### What to do
Please write out the rows between the lines holding "205, 731, 234]" and "321, 731, 350]", inclusive, swapping "value-cell" for "data-cell" and leaving everything else unchanged.

** Start of Entries shown **

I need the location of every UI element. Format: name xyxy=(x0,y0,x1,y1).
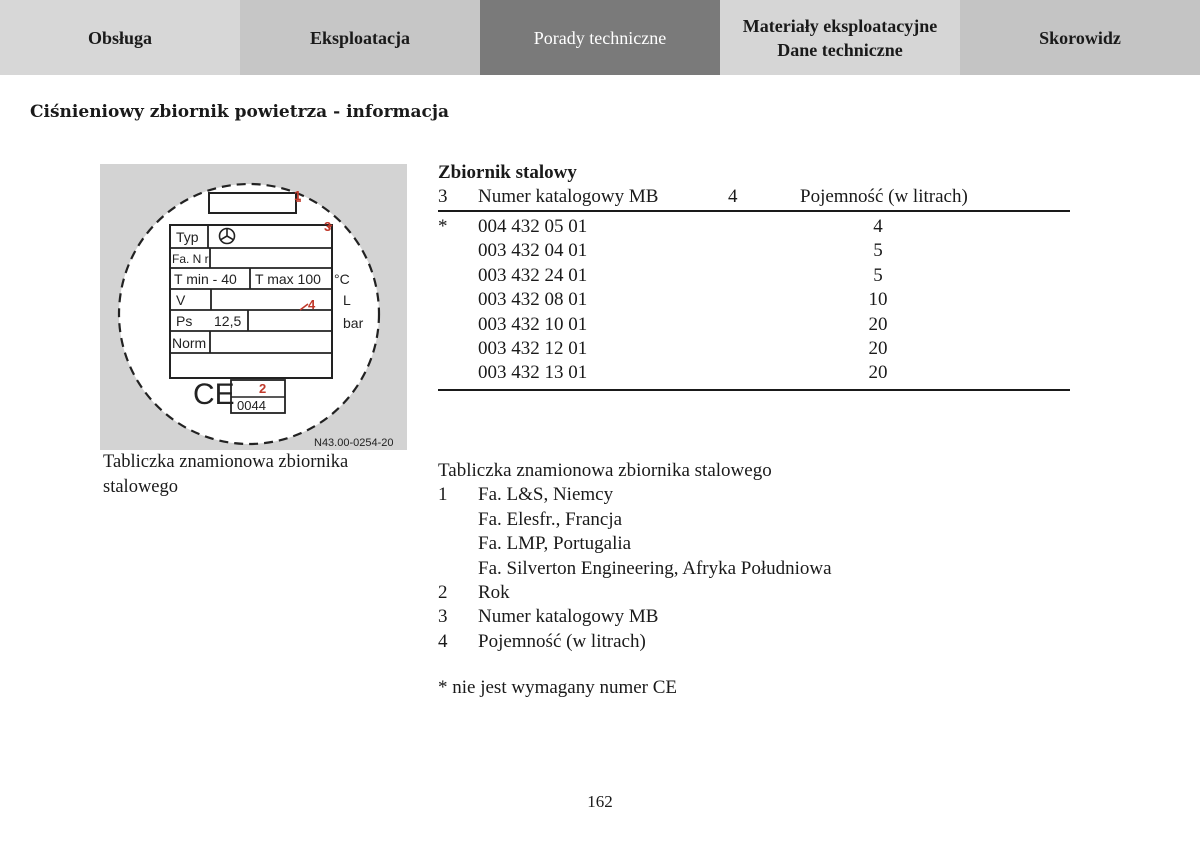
header-col2-label: Pojemność (w litrach) xyxy=(800,186,968,207)
ce-number: 0044 xyxy=(237,398,266,413)
legend-text: Numer katalogowy MB xyxy=(478,606,659,628)
legend-number: 2 xyxy=(438,581,448,603)
tab-porady-techniczne[interactable] xyxy=(480,0,720,75)
row-part-number: 003 432 12 01 xyxy=(478,337,588,359)
legend-item xyxy=(438,605,772,629)
row-capacity: 20 xyxy=(868,362,888,384)
row-part-number: 003 432 04 01 xyxy=(478,240,588,262)
plate-label-norm: Norm xyxy=(172,335,207,351)
row-capacity: 20 xyxy=(868,337,888,359)
plate-label-ps: Ps xyxy=(176,313,193,329)
plate-label-typ: Typ xyxy=(176,229,199,245)
figure-caption-line: Tabliczka znamionowa zbiornika xyxy=(103,452,349,472)
plate-unit-celsius: °C xyxy=(334,271,350,287)
plate-label-tmin: T min - 40 xyxy=(174,271,237,287)
plate-unit-bar: bar xyxy=(343,315,364,331)
row-capacity: 10 xyxy=(868,289,888,311)
nameplate-drawing xyxy=(100,164,407,450)
nameplate-legend xyxy=(438,459,832,654)
row-mark: * xyxy=(438,216,448,237)
table-row xyxy=(438,361,1070,385)
header-col1-number: 3 xyxy=(438,186,448,207)
tab-materialy-eksploatacyjne[interactable] xyxy=(720,0,960,75)
tab-label: Porady techniczne xyxy=(533,27,667,48)
row-capacity: 4 xyxy=(873,216,883,237)
top-navigation xyxy=(0,0,1200,75)
row-capacity: 5 xyxy=(873,240,883,262)
row-part-number: 003 432 24 01 xyxy=(478,264,588,286)
figure-caption xyxy=(103,450,403,499)
figure-reference: N43.00-0254-20 xyxy=(314,437,394,449)
legend-text: Rok xyxy=(478,581,510,603)
callout-4: 4 xyxy=(308,297,316,312)
table-row xyxy=(438,337,1070,361)
nameplate-figure xyxy=(100,164,407,450)
legend-item xyxy=(438,557,832,581)
page-number: 162 xyxy=(587,792,613,811)
table-title: Zbiornik stalowy xyxy=(438,162,577,183)
header-col2-number: 4 xyxy=(728,186,738,207)
row-part-number: 004 432 05 01 xyxy=(478,216,588,237)
tab-label: Eksploatacja xyxy=(309,27,410,48)
legend-item xyxy=(438,483,772,507)
legend-text: Fa. LMP, Portugalia xyxy=(478,533,632,555)
tab-eksploatacja[interactable] xyxy=(240,0,480,75)
row-part-number: 003 432 13 01 xyxy=(478,362,588,384)
header-col1-label: Numer katalogowy MB xyxy=(478,186,659,207)
legend-item xyxy=(438,508,772,532)
tab-skorowidz[interactable] xyxy=(960,0,1200,75)
row-part-number: 003 432 08 01 xyxy=(478,289,588,311)
row-capacity: 20 xyxy=(868,313,888,335)
legend-text: Pojemność (w litrach) xyxy=(478,630,646,652)
callout-2: 2 xyxy=(259,381,267,396)
tab-obsluga[interactable] xyxy=(0,0,240,75)
table-row xyxy=(438,288,1070,312)
table-row xyxy=(438,239,1070,263)
plate-label-fa-nr: Fa. N r xyxy=(172,252,209,266)
tab-label: Skorowidz xyxy=(1039,27,1121,48)
table-row xyxy=(438,215,1070,239)
legend-text: Fa. L&S, Niemcy xyxy=(478,484,614,506)
legend-number: 4 xyxy=(438,630,448,652)
table-row xyxy=(438,264,1070,288)
callout-3: 3 xyxy=(324,219,332,234)
plate-ps-value: 12,5 xyxy=(214,313,242,329)
footnote: * nie jest wymagany numer CE xyxy=(438,677,678,698)
legend-number: 3 xyxy=(438,606,448,628)
callout-1: 1 xyxy=(294,188,302,203)
legend-text: Fa. Elesfr., Francja xyxy=(478,508,623,530)
plate-label-v: V xyxy=(176,292,186,308)
ce-mark: CE xyxy=(193,378,235,411)
legend-item xyxy=(438,581,772,605)
row-part-number: 003 432 10 01 xyxy=(478,313,588,335)
figure-caption-line: stalowego xyxy=(103,476,179,497)
capacity-table xyxy=(438,184,1070,391)
tab-label: Materiały eksploatacyjne xyxy=(742,15,938,36)
legend-item xyxy=(438,630,772,654)
row-capacity: 5 xyxy=(873,264,883,286)
legend-number: 1 xyxy=(438,484,448,506)
section-title: Ciśnieniowy zbiornik powietrza - informacja xyxy=(30,102,450,122)
tab-label: Obsługa xyxy=(87,27,153,48)
plate-unit-liter: L xyxy=(343,292,351,308)
legend-text: Fa. Silverton Engineering, Afryka Południowa xyxy=(478,557,832,579)
table-header xyxy=(438,184,1070,212)
table-row xyxy=(438,313,1070,337)
legend-title: Tabliczka znamionowa zbiornika stalowego xyxy=(438,460,772,481)
table-body xyxy=(438,212,1070,391)
plate-label-tmax: T max 100 xyxy=(255,271,321,287)
legend-item xyxy=(438,532,772,556)
tab-label-second-line: Dane techniczne xyxy=(777,39,903,60)
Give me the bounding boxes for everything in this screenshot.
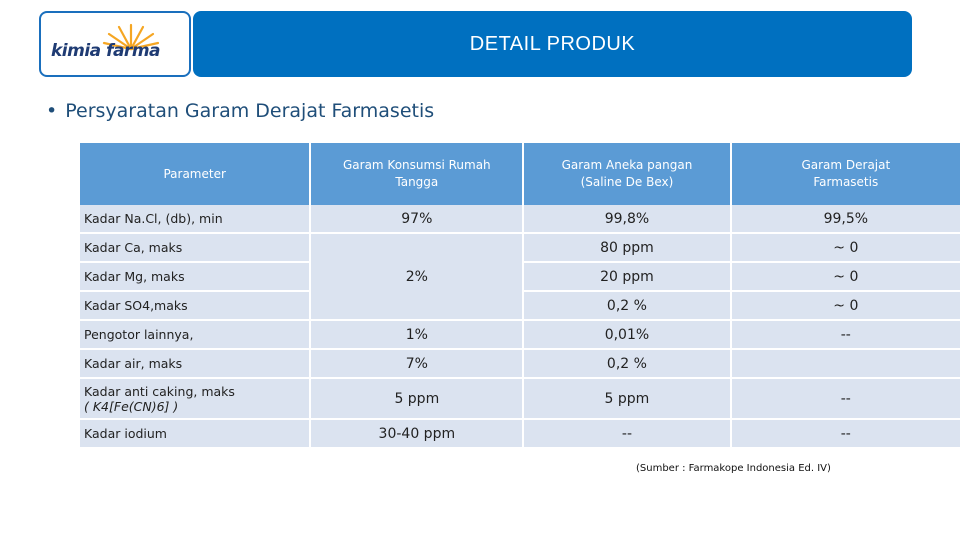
value-cell: 99,8%	[524, 205, 731, 234]
value-cell: ~ 0	[732, 234, 960, 263]
value-cell: 5 ppm	[311, 379, 524, 420]
param-cell: Kadar iodium	[80, 420, 311, 449]
header-col1: Garam Konsumsi Rumah Tangga	[311, 143, 524, 205]
value-cell: 0,01%	[524, 321, 731, 350]
param-note: ( K4[Fe(CN)6] )	[84, 398, 179, 414]
value-cell: 30-40 ppm	[311, 420, 524, 449]
param-cell: Kadar air, maks	[80, 350, 311, 379]
logo-text: kimia farma	[51, 41, 161, 61]
value-cell: 97%	[311, 205, 524, 234]
param-cell	[80, 379, 311, 420]
param-cell: Kadar Mg, maks	[80, 263, 311, 292]
table-row	[80, 379, 960, 420]
spec-table	[80, 143, 960, 449]
value-cell: 7%	[311, 350, 524, 379]
header-col2: Garam Aneka pangan (Saline De Bex)	[524, 143, 731, 205]
value-cell: --	[524, 420, 731, 449]
value-cell: --	[732, 420, 960, 449]
param-cell: Pengotor lainnya,	[80, 321, 311, 350]
value-cell: 0,2 %	[524, 292, 731, 321]
header-col3: Garam Derajat Farmasetis	[732, 143, 960, 205]
table-row	[80, 321, 960, 350]
value-cell: --	[732, 321, 960, 350]
value-cell-merged: 2%	[311, 234, 524, 321]
table-row	[80, 205, 960, 234]
header-bar	[193, 11, 912, 77]
table-header-row	[80, 143, 960, 205]
value-cell: --	[732, 379, 960, 420]
param-cell: Kadar SO4,maks	[80, 292, 311, 321]
value-cell: 20 ppm	[524, 263, 731, 292]
logo-box	[39, 11, 191, 77]
value-cell: 1%	[311, 321, 524, 350]
value-cell: 0,2 %	[524, 350, 731, 379]
param-cell: Kadar Na.Cl, (db), min	[80, 205, 311, 234]
bullet: •	[46, 100, 58, 122]
value-cell: 80 ppm	[524, 234, 731, 263]
value-cell: ~ 0	[732, 263, 960, 292]
source-note: (Sumber : Farmakope Indonesia Ed. IV)	[636, 463, 831, 474]
value-cell	[732, 350, 960, 379]
value-cell: ~ 0	[732, 292, 960, 321]
table-row	[80, 350, 960, 379]
header-parameter: Parameter	[80, 143, 311, 205]
param-label: Kadar anti caking, maks	[84, 383, 235, 399]
value-cell: 5 ppm	[524, 379, 731, 420]
section-subtitle	[46, 100, 434, 122]
table-row	[80, 234, 960, 263]
subtitle-text: Persyaratan Garam Derajat Farmasetis	[65, 100, 435, 122]
value-cell: 99,5%	[732, 205, 960, 234]
page-title: DETAIL PRODUK	[469, 33, 636, 55]
table-row	[80, 420, 960, 449]
param-cell: Kadar Ca, maks	[80, 234, 311, 263]
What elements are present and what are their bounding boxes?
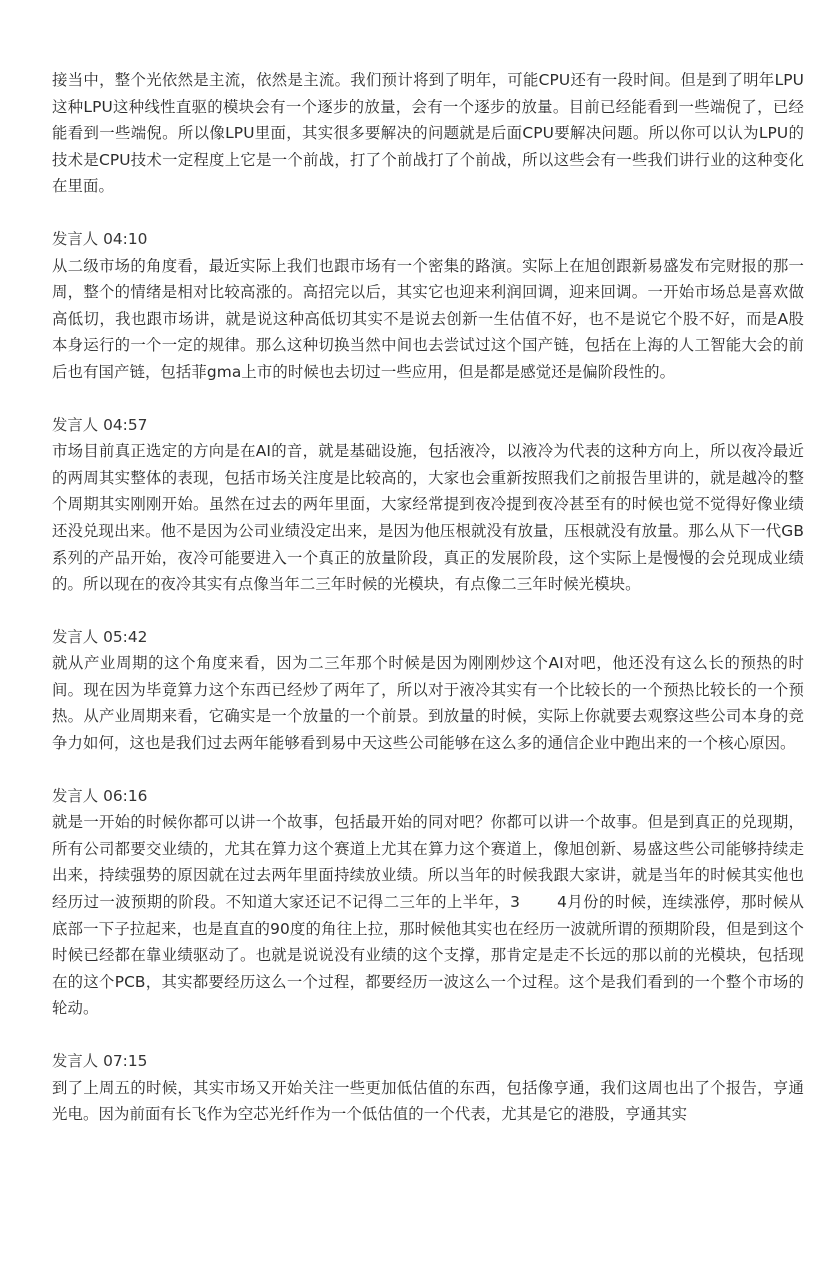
segment-paragraph: 从二级市场的角度看，最近实际上我们也跟市场有一个密集的路演。实际上在旭创跟新易盛发布完财报的那一周，整个的情绪是相对比较高涨的。高招完以后，其实它也迎来利润回调，迎来回调。一开始市场总是喜欢做高低切，我也跟市场讲，就是说这种高低切其实不是说去创新一生估值不好，也不是说它个股不好，而是A股本身运行的一个一定的规律。那么这种切换当然中间也去尝试过这个国产链，包括在上海的人工智能大会的前后也有国产链，包括菲gma上市的时候也去切过一些应用，但是都是感觉还是偏阶段性的。 (52, 256, 804, 381)
speaker-timestamp: 发言人 06:16 (52, 786, 148, 805)
segment (52, 1048, 804, 1128)
segment (52, 226, 804, 386)
speaker-timestamp: 发言人 07:15 (52, 1052, 148, 1070)
intro-block (52, 67, 804, 200)
segment-paragraph: 就是一开始的时候你都可以讲一个故事，包括最开始的同对吧？你都可以讲一个故事。但是到真正的兑现期，所有公司都要交业绩的，尤其在算力这个赛道上尤其在算力这个赛道上，像旭创新、易盛这些公司能够持续走出来，持续强势的原因就在过去两年里面持续放业绩。所以当年的时候我跟大家讲，就是当年的时候其实他也经历过一波预期的阶段。不知道大家还记不记得二三年的上半年，3 4月份的时候，连续涨停，那时候从底部一下子拉起来，也是直直的90度的角往上拉，那时候他其实也在经历一波就所谓的预期阶段，但是到这个时候已经都在靠业绩驱动了。也就是说说没有业绩的这个支撑，那肯定是走不长远的那以前的光模块，包括现在的这个PCB，其实都要经历这么一个过程，都要经历一波这么一个过程。这个是我们看到的一个整个市场的轮动。 (52, 813, 804, 1018)
speaker-timestamp: 发言人 04:10 (52, 229, 148, 248)
transcript-document (52, 67, 804, 1128)
segment (52, 624, 804, 757)
intro-paragraph: 接当中，整个光依然是主流，依然是主流。我们预计将到了明年，可能CPU还有一段时间。但是到了明年LPU这种LPU这种线性直驱的模块会有一个逐步的放量，会有一个逐步的放量。目前已经能看到一些端倪了，已经能看到一些端倪。所以像LPU里面，其实很多要解决的问题就是后面CPU要解决问题。所以你可以认为LPU的技术是CPU技术一定程度上它是一个前战，打了个前战打了个前战，所以这些会有一些我们讲行业的这种变化在里面。 (52, 71, 804, 196)
segment (52, 412, 804, 598)
speaker-timestamp: 发言人 05:42 (52, 627, 148, 646)
segment-paragraph: 市场目前真正选定的方向是在AI的音，就是基础设施，包括液冷，以液冷为代表的这种方向上，所以夜冷最近的两周其实整体的表现，包括市场关注度是比较高的，大家也会重新按照我们之前报告里讲的，就是越冷的整个周期其实刚刚开始。虽然在过去的两年里面，大家经常提到夜冷提到夜冷甚至有的时候也觉不觉得好像业绩还没兑现出来。他不是因为公司业绩没定出来，是因为他压根就没有放量，压根就没有放量。那么从下一代GB系列的产品开始，夜冷可能要进入一个真正的放量阶段，真正的发展阶段，这个实际上是慢慢的会兑现成业绩的。所以现在的夜冷其实有点像当年二三年时候的光模块，有点像二三年时候光模块。 (52, 442, 804, 594)
speaker-timestamp: 发言人 04:57 (52, 415, 148, 434)
segment (52, 783, 804, 1022)
segment-paragraph: 就从产业周期的这个角度来看，因为二三年那个时候是因为刚刚炒这个AI对吧，他还没有这么长的预热的时间。现在因为毕竟算力这个东西已经炒了两年了，所以对于液冷其实有一个比较长的一个预热比较长的一个预热。从产业周期来看，它确实是一个放量的一个前景。到放量的时候，实际上你就要去观察这些公司本身的竞争力如何，这也是我们过去两年能够看到易中天这些公司能够在这么多的通信企业中跑出来的一个核心原因。 (52, 654, 804, 753)
segment-paragraph: 到了上周五的时候，其实市场又开始关注一些更加低估值的东西，包括像亨通，我们这周也出了个报告，亨通光电。因为前面有长飞作为空芯光纤作为一个低估值的一个代表，尤其是它的港股，亨通其实 (52, 1078, 804, 1124)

** End of Entries shown **

### Worked answer
data-cell: 99,8%	[524, 205, 731, 234]
data-cell: ~ 0	[732, 234, 960, 263]
data-cell: 5 ppm	[311, 379, 524, 420]
param-cell: Kadar iodium	[80, 420, 311, 449]
header-col1: Garam Konsumsi Rumah Tangga	[311, 143, 524, 205]
data-cell: 0,01%	[524, 321, 731, 350]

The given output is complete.